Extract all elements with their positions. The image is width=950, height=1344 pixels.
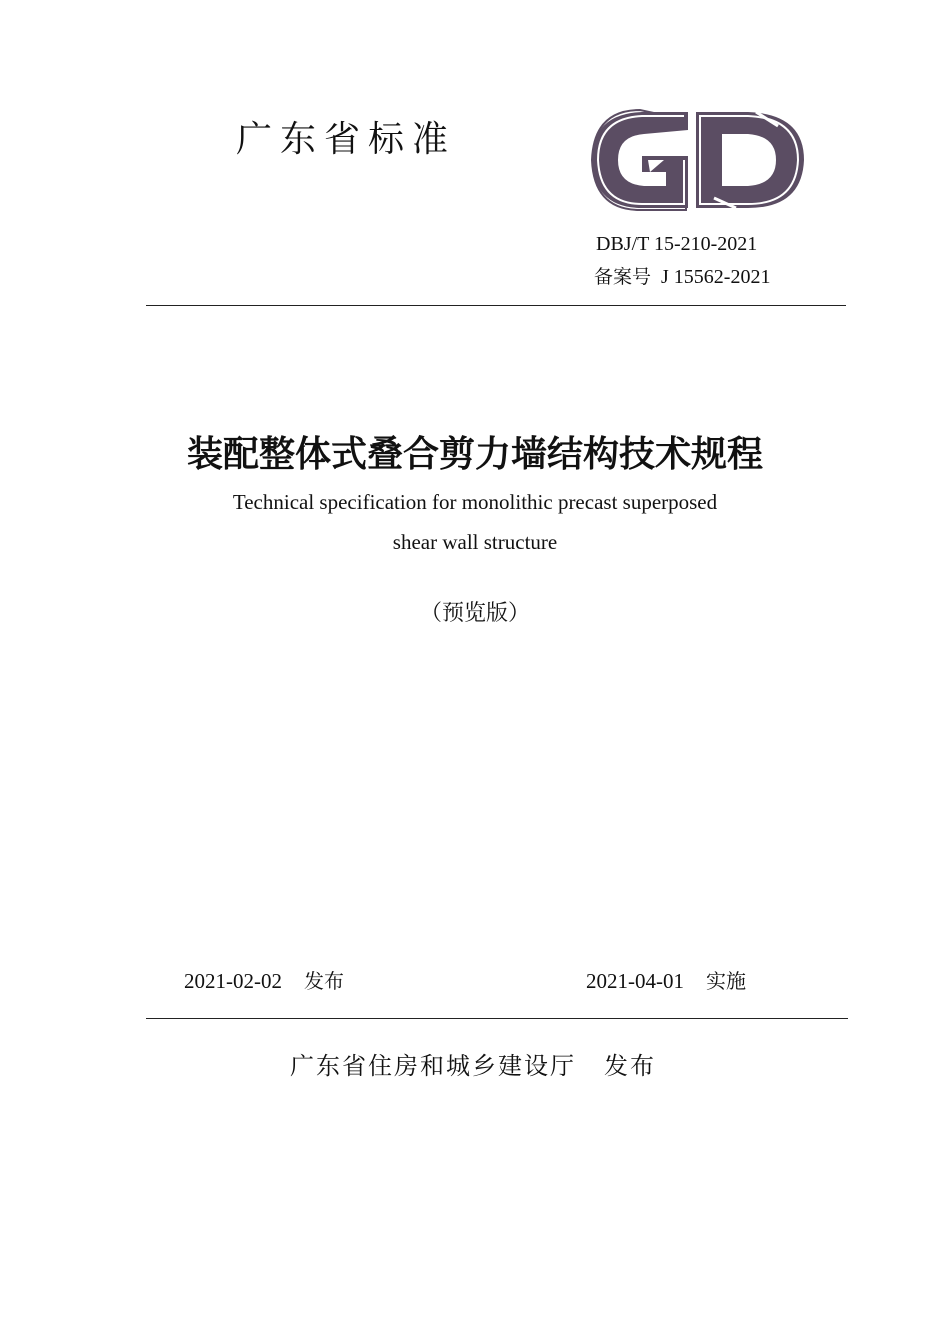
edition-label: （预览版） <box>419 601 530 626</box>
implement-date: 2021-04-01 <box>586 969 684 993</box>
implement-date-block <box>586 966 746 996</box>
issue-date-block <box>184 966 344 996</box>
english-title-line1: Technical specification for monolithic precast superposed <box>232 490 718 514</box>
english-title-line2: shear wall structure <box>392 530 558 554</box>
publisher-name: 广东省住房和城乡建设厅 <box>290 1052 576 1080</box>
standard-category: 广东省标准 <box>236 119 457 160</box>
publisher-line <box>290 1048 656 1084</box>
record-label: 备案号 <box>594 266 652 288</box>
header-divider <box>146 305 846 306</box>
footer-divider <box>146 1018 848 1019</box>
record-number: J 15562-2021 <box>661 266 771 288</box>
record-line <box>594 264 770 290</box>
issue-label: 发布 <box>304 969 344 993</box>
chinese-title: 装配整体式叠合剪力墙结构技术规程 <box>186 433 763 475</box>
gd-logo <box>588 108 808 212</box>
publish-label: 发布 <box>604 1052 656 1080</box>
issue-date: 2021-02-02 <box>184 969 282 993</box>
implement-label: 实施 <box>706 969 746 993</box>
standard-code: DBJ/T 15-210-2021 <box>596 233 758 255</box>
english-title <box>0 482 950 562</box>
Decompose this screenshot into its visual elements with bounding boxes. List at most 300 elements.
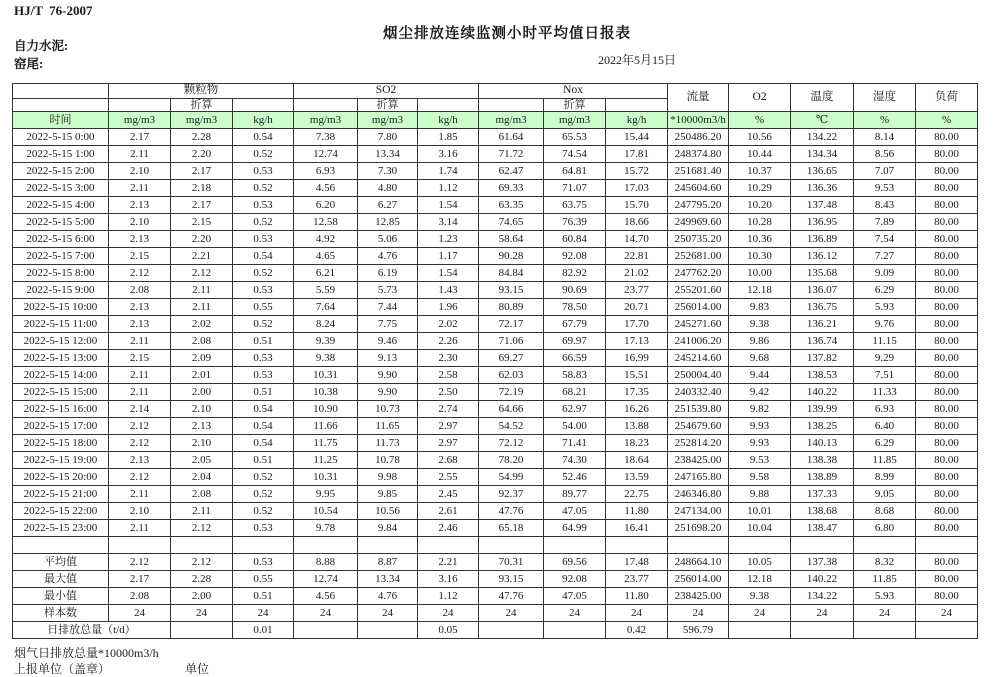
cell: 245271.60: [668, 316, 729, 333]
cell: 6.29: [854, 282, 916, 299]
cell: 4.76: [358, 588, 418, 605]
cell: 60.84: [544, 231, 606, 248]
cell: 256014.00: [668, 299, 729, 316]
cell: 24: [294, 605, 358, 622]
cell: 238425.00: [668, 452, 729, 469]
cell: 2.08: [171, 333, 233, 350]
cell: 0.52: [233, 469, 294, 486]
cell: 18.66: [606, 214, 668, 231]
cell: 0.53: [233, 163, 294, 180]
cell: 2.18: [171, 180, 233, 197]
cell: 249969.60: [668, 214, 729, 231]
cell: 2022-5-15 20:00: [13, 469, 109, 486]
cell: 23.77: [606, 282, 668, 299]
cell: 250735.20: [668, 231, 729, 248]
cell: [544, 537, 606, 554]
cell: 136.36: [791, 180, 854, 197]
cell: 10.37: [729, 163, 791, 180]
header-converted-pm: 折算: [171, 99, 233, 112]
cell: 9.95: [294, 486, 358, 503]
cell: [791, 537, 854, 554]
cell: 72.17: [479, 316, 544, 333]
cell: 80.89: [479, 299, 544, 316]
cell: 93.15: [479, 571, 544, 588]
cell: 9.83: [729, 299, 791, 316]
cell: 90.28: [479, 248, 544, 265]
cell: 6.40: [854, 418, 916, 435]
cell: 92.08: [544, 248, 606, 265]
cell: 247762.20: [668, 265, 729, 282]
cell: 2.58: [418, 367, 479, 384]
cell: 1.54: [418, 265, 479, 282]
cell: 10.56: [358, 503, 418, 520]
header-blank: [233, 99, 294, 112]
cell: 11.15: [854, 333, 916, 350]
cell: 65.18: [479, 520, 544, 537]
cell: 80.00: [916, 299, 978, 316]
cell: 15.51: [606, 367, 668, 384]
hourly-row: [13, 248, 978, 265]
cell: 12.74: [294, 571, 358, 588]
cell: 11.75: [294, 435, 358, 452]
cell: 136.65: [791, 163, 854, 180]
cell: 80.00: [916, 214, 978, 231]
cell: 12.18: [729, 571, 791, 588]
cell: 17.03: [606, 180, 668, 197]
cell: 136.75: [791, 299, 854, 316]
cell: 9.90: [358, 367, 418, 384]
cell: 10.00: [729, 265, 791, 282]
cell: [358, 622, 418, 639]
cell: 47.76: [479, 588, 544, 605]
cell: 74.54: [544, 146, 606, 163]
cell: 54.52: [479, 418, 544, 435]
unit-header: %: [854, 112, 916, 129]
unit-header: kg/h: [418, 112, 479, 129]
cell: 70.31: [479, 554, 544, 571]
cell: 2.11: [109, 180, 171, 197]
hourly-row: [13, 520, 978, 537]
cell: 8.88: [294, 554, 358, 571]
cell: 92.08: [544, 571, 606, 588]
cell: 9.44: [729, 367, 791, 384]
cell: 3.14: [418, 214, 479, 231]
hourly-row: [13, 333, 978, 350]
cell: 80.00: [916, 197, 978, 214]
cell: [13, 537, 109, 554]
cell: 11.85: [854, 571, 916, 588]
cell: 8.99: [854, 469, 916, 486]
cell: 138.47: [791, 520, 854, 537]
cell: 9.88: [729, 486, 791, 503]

> Goal
Rewrite all of the lines above with "hourly-row" renamed to "data-row" wherever it occurs, keeping everything else the same. Leave the pictures out.

> Answer
Extract all elements with their positions. The image is width=950, height=1344 pixels.
edition-label: （预览版） <box>419 601 530 626</box>
implement-date: 2021-04-01 <box>586 969 684 993</box>
implement-date-block <box>586 966 746 996</box>
issue-date-block <box>184 966 344 996</box>
english-title-line1: Technical specification for monolithic precast superposed <box>232 490 718 514</box>
english-title-line2: shear wall structure <box>392 530 558 554</box>
publisher-name: 广东省住房和城乡建设厅 <box>290 1052 576 1080</box>
standard-category: 广东省标准 <box>236 119 457 160</box>
publisher-line <box>290 1048 656 1084</box>
record-label: 备案号 <box>594 266 652 288</box>
header-divider <box>146 305 846 306</box>
footer-divider <box>146 1018 848 1019</box>
record-number: J 15562-2021 <box>661 266 771 288</box>
record-line <box>594 264 770 290</box>
issue-label: 发布 <box>304 969 344 993</box>
chinese-title: 装配整体式叠合剪力墙结构技术规程 <box>186 433 763 475</box>
gd-logo <box>588 108 808 212</box>
publish-label: 发布 <box>604 1052 656 1080</box>
issue-date: 2021-02-02 <box>184 969 282 993</box>
implement-label: 实施 <box>706 969 746 993</box>
standard-code: DBJ/T 15-210-2021 <box>596 233 758 255</box>
english-title <box>0 482 950 562</box>
Decompose this screenshot into its visual elements with bounding boxes. List at most 300 elements.
cell: 245271.60: [668, 316, 729, 333]
cell: 6.29: [854, 282, 916, 299]
cell: 4.76: [358, 588, 418, 605]
cell: 60.84: [544, 231, 606, 248]
cell: 256014.00: [668, 299, 729, 316]
cell: 24: [294, 605, 358, 622]
cell: 238425.00: [668, 452, 729, 469]
cell: 2.08: [171, 333, 233, 350]
cell: 0.52: [233, 469, 294, 486]
cell: 18.66: [606, 214, 668, 231]
cell: 0.53: [233, 163, 294, 180]
cell: 2.18: [171, 180, 233, 197]
cell: 249969.60: [668, 214, 729, 231]
cell: 2022-5-15 20:00: [13, 469, 109, 486]
cell: 23.77: [606, 282, 668, 299]
cell: 250735.20: [668, 231, 729, 248]
cell: [544, 537, 606, 554]
cell: 136.36: [791, 180, 854, 197]
cell: 10.37: [729, 163, 791, 180]
header-converted-pm: 折算: [171, 99, 233, 112]
cell: 9.95: [294, 486, 358, 503]
cell: [791, 537, 854, 554]
cell: 72.17: [479, 316, 544, 333]
cell: 80.89: [479, 299, 544, 316]
cell: 93.15: [479, 571, 544, 588]
cell: 9.83: [729, 299, 791, 316]
cell: 90.28: [479, 248, 544, 265]
cell: 6.40: [854, 418, 916, 435]
cell: 92.08: [544, 248, 606, 265]
cell: 247762.20: [668, 265, 729, 282]
cell: 2.58: [418, 367, 479, 384]
cell: 1.54: [418, 265, 479, 282]
cell: 10.56: [358, 503, 418, 520]
header-blank: [233, 99, 294, 112]
cell: 11.15: [854, 333, 916, 350]
cell: 65.18: [479, 520, 544, 537]
cell: 80.00: [916, 299, 978, 316]
cell: 15.51: [606, 367, 668, 384]
data-row: [13, 248, 978, 265]
cell: 12.74: [294, 571, 358, 588]
cell: 11.75: [294, 435, 358, 452]
cell: 136.65: [791, 163, 854, 180]
cell: 80.00: [916, 214, 978, 231]
cell: 12.18: [729, 571, 791, 588]
cell: 17.03: [606, 180, 668, 197]
cell: 136.75: [791, 299, 854, 316]
cell: 9.90: [358, 367, 418, 384]
cell: 10.00: [729, 265, 791, 282]
cell: [358, 622, 418, 639]
cell: 47.76: [479, 588, 544, 605]
cell: 74.54: [544, 146, 606, 163]
cell: 54.52: [479, 418, 544, 435]
unit-header: %: [854, 112, 916, 129]
unit-header: kg/h: [418, 112, 479, 129]
cell: 70.31: [479, 554, 544, 571]
cell: 2.11: [109, 180, 171, 197]
data-row: [13, 520, 978, 537]
cell: 8.88: [294, 554, 358, 571]
cell: 92.08: [544, 571, 606, 588]
cell: 9.44: [729, 367, 791, 384]
cell: 3.14: [418, 214, 479, 231]
data-row: [13, 333, 978, 350]
cell: 80.00: [916, 197, 978, 214]
cell: [13, 537, 109, 554]
cell: 11.85: [854, 571, 916, 588]
cell: 8.99: [854, 469, 916, 486]
cell: 138.47: [791, 520, 854, 537]
cell: 9.88: [729, 486, 791, 503]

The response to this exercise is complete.